-- BEGIN Exercise inputs --

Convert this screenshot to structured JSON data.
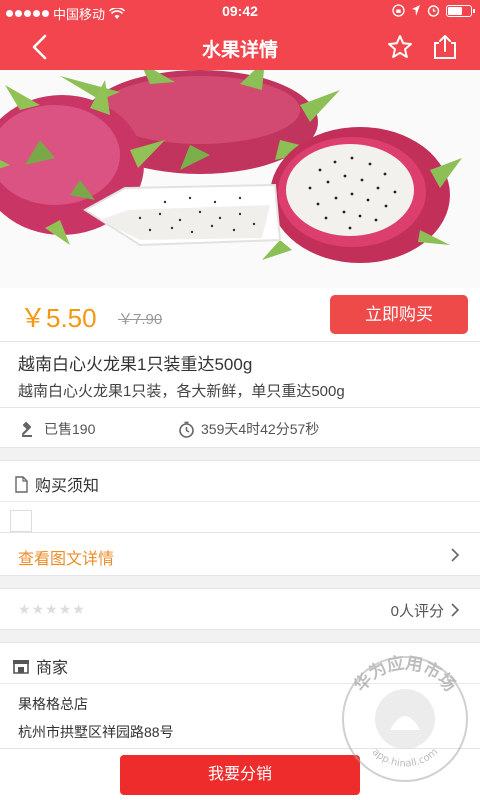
{
  "status_bar": {
    "carrier": "中国移动",
    "time": "09:42"
  },
  "nav": {
    "title": "水果详情",
    "back_icon": "chevron-left-icon",
    "favorite_icon": "star-outline-icon",
    "share_icon": "share-icon"
  },
  "hero": {
    "image_icon": "dragon-fruit-photo"
  },
  "product": {
    "price": "￥5.50",
    "original_price": "￥7.90",
    "buy_label": "立即购买",
    "name": "越南白心火龙果1只装重达500g",
    "description": "越南白心火龙果1只装，各大新鲜，单只重达500g"
  },
  "stats": {
    "sold": "已售190",
    "countdown": "359天4时42分57秒"
  },
  "notice": {
    "title": "购买须知"
  },
  "detail_link": {
    "label": "查看图文详情"
  },
  "rating": {
    "count_label": "0人评分",
    "stars": 0
  },
  "merchant": {
    "title": "商家",
    "shop_name": "果格格总店",
    "address": "杭州市拱墅区祥园路88号"
  },
  "bottom": {
    "distribute_label": "我要分销"
  },
  "watermark": {
    "text": "华为应用市场",
    "url": "app.hinall.com"
  },
  "colors": {
    "brand": "#f2454d",
    "price": "#f39813",
    "link": "#ee8c2a",
    "primary_button": "#ee2c2c"
  }
}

-- END Exercise inputs --

| Requirements |
Reproduce all entries exactly. Pictures do not belong in the copy.

| Response for this exercise |
Convert this screenshot to structured JSON data.
{
  "status_bar": {
    "carrier": "中国移动",
    "time": "09:42"
  },
  "nav": {
    "title": "水果详情",
    "back_icon": "chevron-left-icon",
    "favorite_icon": "star-outline-icon",
    "share_icon": "share-icon"
  },
  "hero": {
    "image_icon": "dragon-fruit-photo"
  },
  "product": {
    "price": "￥5.50",
    "original_price": "￥7.90",
    "buy_label": "立即购买",
    "name": "越南白心火龙果1只装重达500g",
    "description": "越南白心火龙果1只装，各大新鲜，单只重达500g"
  },
  "stats": {
    "sold": "已售190",
    "countdown": "359天4时42分57秒"
  },
  "notice": {
    "title": "购买须知"
  },
  "detail_link": {
    "label": "查看图文详情"
  },
  "rating": {
    "count_label": "0人评分",
    "stars": 0
  },
  "merchant": {
    "title": "商家",
    "shop_name": "果格格总店",
    "address": "杭州市拱墅区祥园路88号"
  },
  "bottom": {
    "distribute_label": "我要分销"
  },
  "watermark": {
    "text": "华为应用市场",
    "url": "app.hinall.com"
  },
  "colors": {
    "brand": "#f2454d",
    "price": "#f39813",
    "link": "#ee8c2a",
    "primary_button": "#ee2c2c"
  }
}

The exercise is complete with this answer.